■ **Task prompt**: Reproduce the data below, swapping "avatar" for "profile-image" wherever it occurs and leaving everything else as it is.

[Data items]
****************************************

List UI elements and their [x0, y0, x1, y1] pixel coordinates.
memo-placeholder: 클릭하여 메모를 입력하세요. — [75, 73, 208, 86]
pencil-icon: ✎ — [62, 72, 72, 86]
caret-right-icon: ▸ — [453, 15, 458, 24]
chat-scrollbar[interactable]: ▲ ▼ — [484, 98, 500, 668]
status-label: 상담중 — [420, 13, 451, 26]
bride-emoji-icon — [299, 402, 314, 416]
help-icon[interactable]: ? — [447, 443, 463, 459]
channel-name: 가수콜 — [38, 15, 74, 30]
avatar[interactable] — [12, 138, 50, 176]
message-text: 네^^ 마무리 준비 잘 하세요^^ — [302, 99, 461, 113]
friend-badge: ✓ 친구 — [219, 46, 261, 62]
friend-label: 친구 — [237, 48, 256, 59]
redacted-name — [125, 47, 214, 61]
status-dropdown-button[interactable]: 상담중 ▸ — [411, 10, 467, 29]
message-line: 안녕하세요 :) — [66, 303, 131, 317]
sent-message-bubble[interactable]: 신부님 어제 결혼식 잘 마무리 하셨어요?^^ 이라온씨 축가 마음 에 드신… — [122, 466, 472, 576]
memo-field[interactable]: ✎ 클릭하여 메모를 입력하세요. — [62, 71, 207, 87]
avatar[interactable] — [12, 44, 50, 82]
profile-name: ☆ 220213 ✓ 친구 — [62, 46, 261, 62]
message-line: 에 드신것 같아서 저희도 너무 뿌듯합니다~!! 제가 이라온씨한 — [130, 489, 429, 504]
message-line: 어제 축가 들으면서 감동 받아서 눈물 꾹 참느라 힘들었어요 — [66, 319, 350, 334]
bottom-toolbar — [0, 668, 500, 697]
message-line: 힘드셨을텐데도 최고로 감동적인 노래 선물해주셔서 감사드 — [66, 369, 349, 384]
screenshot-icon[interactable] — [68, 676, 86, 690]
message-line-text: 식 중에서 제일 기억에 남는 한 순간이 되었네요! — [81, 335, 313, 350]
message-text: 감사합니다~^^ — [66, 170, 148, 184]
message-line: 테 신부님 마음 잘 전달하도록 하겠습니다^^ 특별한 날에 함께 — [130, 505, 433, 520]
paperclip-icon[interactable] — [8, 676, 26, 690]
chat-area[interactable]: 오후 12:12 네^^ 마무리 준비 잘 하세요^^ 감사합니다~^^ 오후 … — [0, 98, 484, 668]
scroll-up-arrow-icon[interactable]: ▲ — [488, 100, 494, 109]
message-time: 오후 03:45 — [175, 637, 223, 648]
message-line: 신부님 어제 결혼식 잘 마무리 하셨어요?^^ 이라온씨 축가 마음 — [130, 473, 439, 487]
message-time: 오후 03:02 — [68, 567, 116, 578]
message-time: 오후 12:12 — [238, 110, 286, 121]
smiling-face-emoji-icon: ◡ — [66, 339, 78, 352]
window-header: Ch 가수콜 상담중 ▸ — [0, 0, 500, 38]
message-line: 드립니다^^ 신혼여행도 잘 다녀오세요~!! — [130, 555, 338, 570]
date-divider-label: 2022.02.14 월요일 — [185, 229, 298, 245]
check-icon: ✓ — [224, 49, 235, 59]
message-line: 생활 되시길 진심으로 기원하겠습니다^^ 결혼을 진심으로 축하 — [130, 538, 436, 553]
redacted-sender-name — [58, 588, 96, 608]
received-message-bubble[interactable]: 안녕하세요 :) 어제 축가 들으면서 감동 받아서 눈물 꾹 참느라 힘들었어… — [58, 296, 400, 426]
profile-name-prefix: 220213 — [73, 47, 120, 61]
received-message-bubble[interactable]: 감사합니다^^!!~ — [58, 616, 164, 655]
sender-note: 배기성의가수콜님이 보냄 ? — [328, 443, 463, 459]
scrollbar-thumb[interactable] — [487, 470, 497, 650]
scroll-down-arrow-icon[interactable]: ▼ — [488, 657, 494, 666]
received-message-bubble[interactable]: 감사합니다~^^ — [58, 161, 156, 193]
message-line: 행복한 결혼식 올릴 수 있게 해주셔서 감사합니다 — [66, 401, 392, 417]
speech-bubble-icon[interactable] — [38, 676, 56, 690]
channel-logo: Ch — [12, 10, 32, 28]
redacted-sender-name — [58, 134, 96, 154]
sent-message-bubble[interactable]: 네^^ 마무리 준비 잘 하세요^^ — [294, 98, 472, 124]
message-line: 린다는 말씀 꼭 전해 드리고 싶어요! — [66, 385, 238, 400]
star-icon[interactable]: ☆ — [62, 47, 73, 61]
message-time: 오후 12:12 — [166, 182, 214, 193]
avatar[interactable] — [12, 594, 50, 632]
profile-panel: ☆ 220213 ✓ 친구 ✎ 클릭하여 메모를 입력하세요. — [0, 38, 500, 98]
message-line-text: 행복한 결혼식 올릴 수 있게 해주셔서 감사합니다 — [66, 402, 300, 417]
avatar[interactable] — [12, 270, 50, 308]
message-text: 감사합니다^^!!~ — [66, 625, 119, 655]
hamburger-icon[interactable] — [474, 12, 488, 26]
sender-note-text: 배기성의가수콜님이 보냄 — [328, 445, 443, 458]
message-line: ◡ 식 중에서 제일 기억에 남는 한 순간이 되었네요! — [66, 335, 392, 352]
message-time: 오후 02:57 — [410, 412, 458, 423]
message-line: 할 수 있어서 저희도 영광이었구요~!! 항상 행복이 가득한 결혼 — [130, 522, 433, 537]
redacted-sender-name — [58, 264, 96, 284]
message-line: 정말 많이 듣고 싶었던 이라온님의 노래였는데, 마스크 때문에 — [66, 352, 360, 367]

****************************************

■ **Exercise response**:
List UI elements and their [x0, y0, x1, y1] pixel coordinates.
memo-placeholder: 클릭하여 메모를 입력하세요. — [75, 73, 208, 86]
pencil-icon: ✎ — [62, 72, 72, 86]
caret-right-icon: ▸ — [453, 15, 458, 24]
chat-scrollbar[interactable]: ▲ ▼ — [484, 98, 500, 668]
status-label: 상담중 — [420, 13, 451, 26]
bride-emoji-icon — [299, 402, 314, 416]
help-icon[interactable]: ? — [447, 443, 463, 459]
channel-name: 가수콜 — [38, 15, 74, 30]
profile-image[interactable] — [12, 138, 50, 176]
message-text: 네^^ 마무리 준비 잘 하세요^^ — [302, 99, 461, 113]
friend-badge: ✓ 친구 — [219, 46, 261, 62]
friend-label: 친구 — [237, 48, 256, 59]
redacted-name — [125, 47, 214, 61]
status-dropdown-button[interactable]: 상담중 ▸ — [411, 10, 467, 29]
message-line: 안녕하세요 :) — [66, 303, 131, 317]
sent-message-bubble[interactable]: 신부님 어제 결혼식 잘 마무리 하셨어요?^^ 이라온씨 축가 마음 에 드신… — [122, 466, 472, 576]
memo-field[interactable]: ✎ 클릭하여 메모를 입력하세요. — [62, 71, 207, 87]
profile-image[interactable] — [12, 44, 50, 82]
profile-name: ☆ 220213 ✓ 친구 — [62, 46, 261, 62]
message-line: 에 드신것 같아서 저희도 너무 뿌듯합니다~!! 제가 이라온씨한 — [130, 489, 429, 504]
message-line: 어제 축가 들으면서 감동 받아서 눈물 꾹 참느라 힘들었어요 — [66, 319, 350, 334]
bottom-toolbar — [0, 668, 500, 697]
message-line: 힘드셨을텐데도 최고로 감동적인 노래 선물해주셔서 감사드 — [66, 369, 349, 384]
screenshot-icon[interactable] — [68, 676, 86, 690]
message-line-text: 식 중에서 제일 기억에 남는 한 순간이 되었네요! — [81, 335, 313, 350]
message-text: 감사합니다~^^ — [66, 170, 148, 184]
message-line: 테 신부님 마음 잘 전달하도록 하겠습니다^^ 특별한 날에 함께 — [130, 505, 433, 520]
paperclip-icon[interactable] — [8, 676, 26, 690]
chat-area[interactable]: 오후 12:12 네^^ 마무리 준비 잘 하세요^^ 감사합니다~^^ 오후 … — [0, 98, 484, 668]
scroll-up-arrow-icon[interactable]: ▲ — [488, 100, 494, 109]
message-time: 오후 03:45 — [175, 637, 223, 648]
message-line: 신부님 어제 결혼식 잘 마무리 하셨어요?^^ 이라온씨 축가 마음 — [130, 473, 439, 487]
message-time: 오후 03:02 — [68, 567, 116, 578]
message-time: 오후 12:12 — [238, 110, 286, 121]
smiling-face-emoji-icon: ◡ — [66, 339, 78, 352]
window-header: Ch 가수콜 상담중 ▸ — [0, 0, 500, 38]
message-line: 드립니다^^ 신혼여행도 잘 다녀오세요~!! — [130, 555, 338, 570]
date-divider-label: 2022.02.14 월요일 — [185, 229, 298, 245]
check-icon: ✓ — [224, 49, 235, 59]
message-line: 생활 되시길 진심으로 기원하겠습니다^^ 결혼을 진심으로 축하 — [130, 538, 436, 553]
redacted-sender-name — [58, 588, 96, 608]
received-message-bubble[interactable]: 안녕하세요 :) 어제 축가 들으면서 감동 받아서 눈물 꾹 참느라 힘들었어… — [58, 296, 400, 426]
profile-name-prefix: 220213 — [73, 47, 120, 61]
received-message-bubble[interactable]: 감사합니다^^!!~ — [58, 616, 164, 655]
sender-note: 배기성의가수콜님이 보냄 ? — [328, 443, 463, 459]
scrollbar-thumb[interactable] — [487, 470, 497, 650]
scroll-down-arrow-icon[interactable]: ▼ — [488, 657, 494, 666]
received-message-bubble[interactable]: 감사합니다~^^ — [58, 161, 156, 193]
message-line: 행복한 결혼식 올릴 수 있게 해주셔서 감사합니다 — [66, 401, 392, 417]
speech-bubble-icon[interactable] — [38, 676, 56, 690]
channel-logo: Ch — [12, 10, 32, 28]
redacted-sender-name — [58, 134, 96, 154]
sent-message-bubble[interactable]: 네^^ 마무리 준비 잘 하세요^^ — [294, 98, 472, 124]
message-line: 린다는 말씀 꼭 전해 드리고 싶어요! — [66, 385, 238, 400]
star-icon[interactable]: ☆ — [62, 47, 73, 61]
message-time: 오후 12:12 — [166, 182, 214, 193]
profile-image[interactable] — [12, 594, 50, 632]
profile-panel: ☆ 220213 ✓ 친구 ✎ 클릭하여 메모를 입력하세요. — [0, 38, 500, 98]
message-line-text: 행복한 결혼식 올릴 수 있게 해주셔서 감사합니다 — [66, 402, 300, 417]
profile-image[interactable] — [12, 270, 50, 308]
message-text: 감사합니다^^!!~ — [66, 625, 119, 655]
hamburger-icon[interactable] — [474, 12, 488, 26]
sender-note-text: 배기성의가수콜님이 보냄 — [328, 445, 443, 458]
message-line: ◡ 식 중에서 제일 기억에 남는 한 순간이 되었네요! — [66, 335, 392, 352]
message-time: 오후 02:57 — [410, 412, 458, 423]
message-line: 할 수 있어서 저희도 영광이었구요~!! 항상 행복이 가득한 결혼 — [130, 522, 433, 537]
redacted-sender-name — [58, 264, 96, 284]
message-line: 정말 많이 듣고 싶었던 이라온님의 노래였는데, 마스크 때문에 — [66, 352, 360, 367]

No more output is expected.